Check each line of the material. Copy those containing "title".

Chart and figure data
-- START --
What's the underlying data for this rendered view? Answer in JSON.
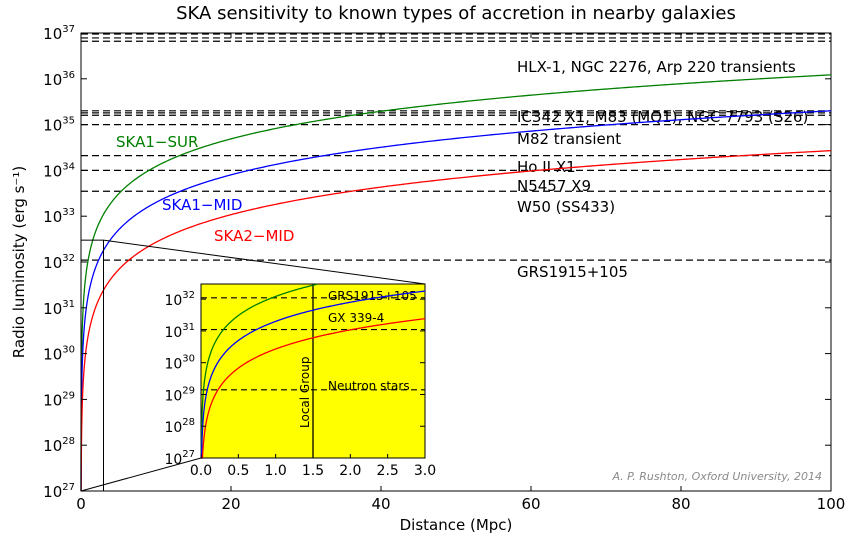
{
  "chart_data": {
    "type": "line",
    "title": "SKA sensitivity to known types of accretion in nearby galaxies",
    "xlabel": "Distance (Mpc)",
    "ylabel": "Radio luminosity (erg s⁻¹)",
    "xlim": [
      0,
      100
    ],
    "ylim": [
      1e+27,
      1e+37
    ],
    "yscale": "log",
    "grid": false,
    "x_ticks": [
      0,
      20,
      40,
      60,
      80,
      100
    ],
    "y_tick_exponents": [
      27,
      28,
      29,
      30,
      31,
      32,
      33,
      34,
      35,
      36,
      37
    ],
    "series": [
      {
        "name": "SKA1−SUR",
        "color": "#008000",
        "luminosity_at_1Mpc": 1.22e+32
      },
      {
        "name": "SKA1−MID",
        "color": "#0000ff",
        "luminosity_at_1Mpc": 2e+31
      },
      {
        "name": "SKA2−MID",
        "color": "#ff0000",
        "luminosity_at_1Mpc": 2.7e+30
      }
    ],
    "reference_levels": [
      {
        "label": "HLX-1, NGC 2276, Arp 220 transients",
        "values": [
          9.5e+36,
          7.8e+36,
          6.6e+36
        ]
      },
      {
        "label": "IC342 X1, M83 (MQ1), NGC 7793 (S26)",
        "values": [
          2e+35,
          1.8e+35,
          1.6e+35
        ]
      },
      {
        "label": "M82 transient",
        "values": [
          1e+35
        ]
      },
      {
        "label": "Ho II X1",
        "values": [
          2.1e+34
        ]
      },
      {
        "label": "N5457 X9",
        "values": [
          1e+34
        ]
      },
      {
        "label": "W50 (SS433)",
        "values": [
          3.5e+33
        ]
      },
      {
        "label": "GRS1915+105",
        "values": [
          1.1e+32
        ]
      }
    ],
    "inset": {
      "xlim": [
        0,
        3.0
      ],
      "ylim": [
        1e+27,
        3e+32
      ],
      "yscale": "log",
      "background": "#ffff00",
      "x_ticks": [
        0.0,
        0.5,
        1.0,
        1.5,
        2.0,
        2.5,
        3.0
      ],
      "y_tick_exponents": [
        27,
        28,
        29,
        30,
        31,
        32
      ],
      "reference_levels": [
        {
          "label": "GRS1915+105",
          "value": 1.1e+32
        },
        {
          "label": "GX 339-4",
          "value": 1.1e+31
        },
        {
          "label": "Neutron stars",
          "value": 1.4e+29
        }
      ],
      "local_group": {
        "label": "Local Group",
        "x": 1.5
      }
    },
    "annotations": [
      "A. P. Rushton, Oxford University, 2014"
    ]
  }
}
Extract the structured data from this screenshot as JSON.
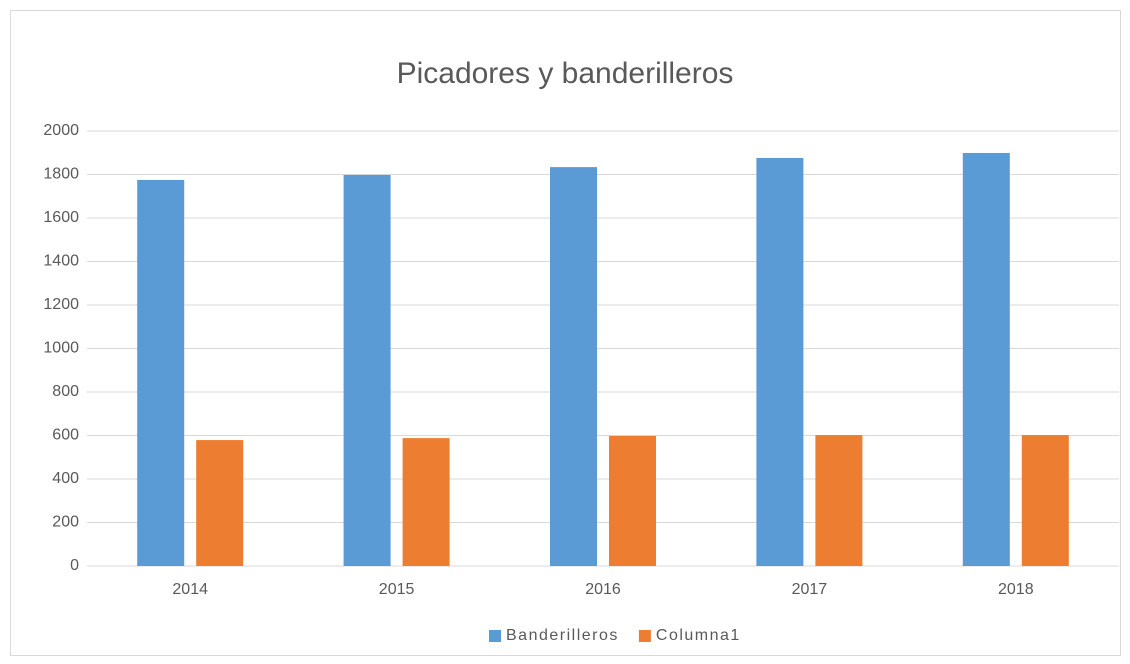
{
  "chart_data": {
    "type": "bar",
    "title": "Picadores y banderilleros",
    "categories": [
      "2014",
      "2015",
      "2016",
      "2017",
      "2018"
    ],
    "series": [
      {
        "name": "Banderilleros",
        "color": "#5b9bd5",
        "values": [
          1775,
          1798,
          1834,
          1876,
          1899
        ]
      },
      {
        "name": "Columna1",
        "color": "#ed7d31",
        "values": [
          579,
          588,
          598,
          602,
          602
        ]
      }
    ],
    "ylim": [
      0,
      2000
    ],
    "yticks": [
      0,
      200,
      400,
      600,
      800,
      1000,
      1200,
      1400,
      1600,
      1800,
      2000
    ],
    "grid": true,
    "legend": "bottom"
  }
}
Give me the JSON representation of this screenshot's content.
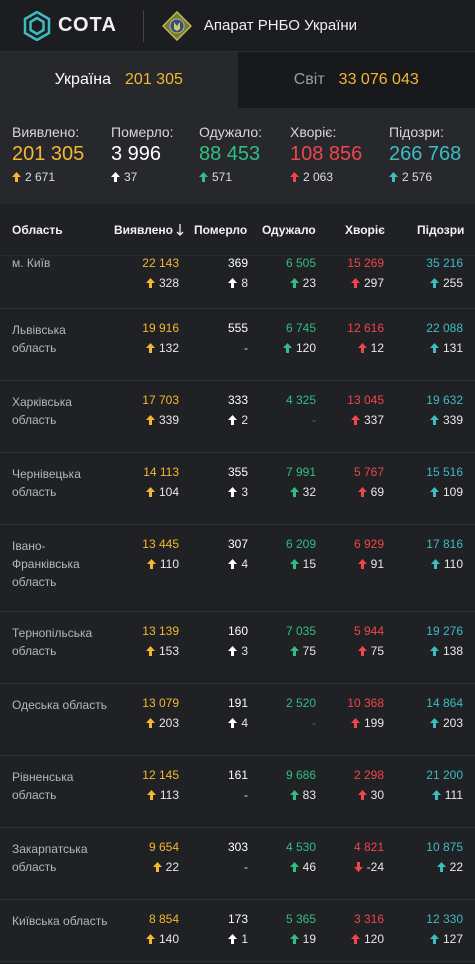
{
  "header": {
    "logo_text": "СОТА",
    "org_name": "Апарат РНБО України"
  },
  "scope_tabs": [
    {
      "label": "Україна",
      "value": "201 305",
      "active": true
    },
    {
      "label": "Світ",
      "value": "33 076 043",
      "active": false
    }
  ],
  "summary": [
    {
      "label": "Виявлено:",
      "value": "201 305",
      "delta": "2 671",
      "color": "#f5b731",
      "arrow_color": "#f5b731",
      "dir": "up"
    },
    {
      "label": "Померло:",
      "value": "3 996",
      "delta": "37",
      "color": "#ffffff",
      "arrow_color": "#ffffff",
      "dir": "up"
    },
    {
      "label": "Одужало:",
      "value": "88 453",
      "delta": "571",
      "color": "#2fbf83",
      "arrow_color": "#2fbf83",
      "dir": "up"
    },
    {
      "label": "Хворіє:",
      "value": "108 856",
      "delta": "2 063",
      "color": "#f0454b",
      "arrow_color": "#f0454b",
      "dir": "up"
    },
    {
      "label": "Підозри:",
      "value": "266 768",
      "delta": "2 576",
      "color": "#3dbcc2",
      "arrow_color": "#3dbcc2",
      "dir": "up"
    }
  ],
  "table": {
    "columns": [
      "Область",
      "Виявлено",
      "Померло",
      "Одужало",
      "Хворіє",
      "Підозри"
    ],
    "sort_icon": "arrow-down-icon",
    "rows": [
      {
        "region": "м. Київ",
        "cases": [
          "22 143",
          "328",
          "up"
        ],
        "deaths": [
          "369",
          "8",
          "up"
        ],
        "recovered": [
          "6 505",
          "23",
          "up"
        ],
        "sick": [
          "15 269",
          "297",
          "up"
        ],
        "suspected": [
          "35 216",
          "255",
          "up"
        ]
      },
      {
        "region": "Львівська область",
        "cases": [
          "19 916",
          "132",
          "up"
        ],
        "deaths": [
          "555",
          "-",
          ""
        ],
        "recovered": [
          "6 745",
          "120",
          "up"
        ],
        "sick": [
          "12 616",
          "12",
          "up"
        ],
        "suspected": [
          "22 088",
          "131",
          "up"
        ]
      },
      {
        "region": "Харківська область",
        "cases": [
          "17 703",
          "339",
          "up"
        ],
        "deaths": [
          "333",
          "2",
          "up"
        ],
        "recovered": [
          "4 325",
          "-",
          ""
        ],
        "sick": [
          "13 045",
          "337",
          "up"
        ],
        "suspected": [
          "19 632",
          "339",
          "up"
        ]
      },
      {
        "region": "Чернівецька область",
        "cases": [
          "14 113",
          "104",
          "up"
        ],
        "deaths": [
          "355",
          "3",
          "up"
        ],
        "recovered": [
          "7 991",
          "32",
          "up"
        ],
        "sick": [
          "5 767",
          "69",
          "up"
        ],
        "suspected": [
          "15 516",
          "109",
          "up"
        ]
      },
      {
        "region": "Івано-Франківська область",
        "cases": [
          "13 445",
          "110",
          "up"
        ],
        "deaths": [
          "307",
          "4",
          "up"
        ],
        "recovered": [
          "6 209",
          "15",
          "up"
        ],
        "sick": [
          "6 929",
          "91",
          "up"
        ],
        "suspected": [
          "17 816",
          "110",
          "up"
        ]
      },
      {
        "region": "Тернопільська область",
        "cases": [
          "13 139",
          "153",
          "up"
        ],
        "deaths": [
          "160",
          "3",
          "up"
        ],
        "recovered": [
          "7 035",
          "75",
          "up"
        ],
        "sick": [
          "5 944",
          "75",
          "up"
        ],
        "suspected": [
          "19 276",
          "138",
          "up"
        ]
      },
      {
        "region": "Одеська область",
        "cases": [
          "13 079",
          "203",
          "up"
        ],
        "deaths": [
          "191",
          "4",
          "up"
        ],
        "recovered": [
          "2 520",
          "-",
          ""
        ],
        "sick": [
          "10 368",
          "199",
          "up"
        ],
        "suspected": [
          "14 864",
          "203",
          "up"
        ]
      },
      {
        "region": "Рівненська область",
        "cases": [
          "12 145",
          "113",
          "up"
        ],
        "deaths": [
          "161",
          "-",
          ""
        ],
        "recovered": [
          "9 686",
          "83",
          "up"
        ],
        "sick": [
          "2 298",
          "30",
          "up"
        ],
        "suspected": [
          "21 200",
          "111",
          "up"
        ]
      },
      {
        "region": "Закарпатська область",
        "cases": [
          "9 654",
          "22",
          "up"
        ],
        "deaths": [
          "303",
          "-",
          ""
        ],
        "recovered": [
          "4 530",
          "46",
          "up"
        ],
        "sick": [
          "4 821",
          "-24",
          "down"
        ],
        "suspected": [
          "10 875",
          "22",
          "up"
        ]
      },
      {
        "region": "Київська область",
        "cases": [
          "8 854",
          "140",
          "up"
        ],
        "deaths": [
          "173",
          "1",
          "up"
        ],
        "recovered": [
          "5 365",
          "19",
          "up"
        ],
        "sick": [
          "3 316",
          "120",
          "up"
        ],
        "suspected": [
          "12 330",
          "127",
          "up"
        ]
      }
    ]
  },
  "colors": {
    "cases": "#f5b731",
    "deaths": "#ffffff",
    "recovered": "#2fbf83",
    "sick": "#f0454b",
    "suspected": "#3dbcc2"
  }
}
-- END --
Written response:
    "title": "SKA sensitivity to known types of accretion in nearby galaxies",
    "title": "Picadores y banderilleros",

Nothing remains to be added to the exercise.